──────── DATA EXTRACT ────────

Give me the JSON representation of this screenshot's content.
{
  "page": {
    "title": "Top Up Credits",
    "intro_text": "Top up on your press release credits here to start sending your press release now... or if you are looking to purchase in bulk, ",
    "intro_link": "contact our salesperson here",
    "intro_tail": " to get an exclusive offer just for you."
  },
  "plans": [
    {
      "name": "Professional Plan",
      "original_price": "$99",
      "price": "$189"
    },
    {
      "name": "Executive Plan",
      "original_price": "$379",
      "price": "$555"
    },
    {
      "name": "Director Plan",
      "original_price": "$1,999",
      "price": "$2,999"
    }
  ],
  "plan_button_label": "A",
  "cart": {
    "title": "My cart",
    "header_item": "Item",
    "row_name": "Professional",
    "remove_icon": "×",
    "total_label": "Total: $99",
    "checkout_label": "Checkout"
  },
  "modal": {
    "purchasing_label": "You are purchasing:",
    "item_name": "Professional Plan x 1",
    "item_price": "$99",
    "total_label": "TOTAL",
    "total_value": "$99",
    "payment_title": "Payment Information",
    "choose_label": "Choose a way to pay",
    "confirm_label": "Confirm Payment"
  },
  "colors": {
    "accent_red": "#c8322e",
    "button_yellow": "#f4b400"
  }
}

────────
──────── DATA EXTRACT ────────

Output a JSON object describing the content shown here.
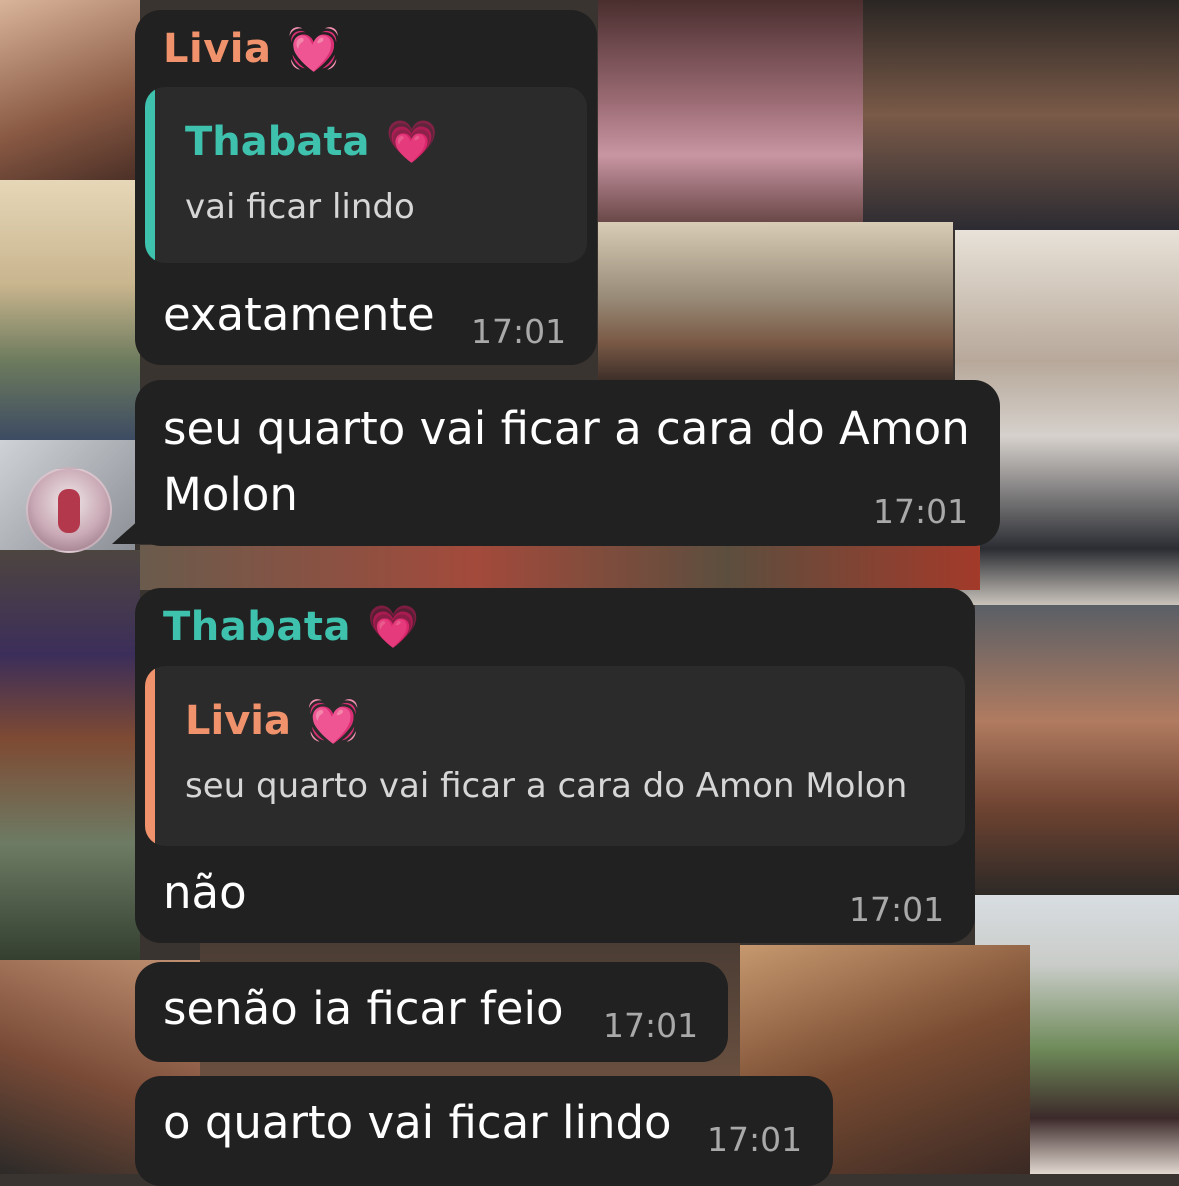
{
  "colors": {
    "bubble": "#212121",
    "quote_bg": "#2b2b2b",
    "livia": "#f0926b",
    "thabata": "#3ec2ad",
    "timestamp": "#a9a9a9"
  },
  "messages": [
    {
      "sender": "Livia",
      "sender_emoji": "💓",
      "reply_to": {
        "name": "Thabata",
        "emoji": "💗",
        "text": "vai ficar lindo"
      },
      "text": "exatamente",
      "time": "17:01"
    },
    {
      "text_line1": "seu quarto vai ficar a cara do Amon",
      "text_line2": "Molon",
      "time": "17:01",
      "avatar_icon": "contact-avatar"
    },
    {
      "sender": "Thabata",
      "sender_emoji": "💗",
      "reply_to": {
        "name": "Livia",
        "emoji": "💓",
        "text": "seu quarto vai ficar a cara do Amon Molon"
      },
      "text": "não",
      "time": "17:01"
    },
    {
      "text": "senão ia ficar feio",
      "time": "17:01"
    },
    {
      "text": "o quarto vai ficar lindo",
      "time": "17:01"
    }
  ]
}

────────

**THE PROBLEM:** Search the material above for "cara". Pull out each line where it shows up.

**SOLUTION FOR THIS EXERCISE:**
      "text_line1": "seu quarto vai ficar a cara do Amon",
        "text": "seu quarto vai ficar a cara do Amon Molon"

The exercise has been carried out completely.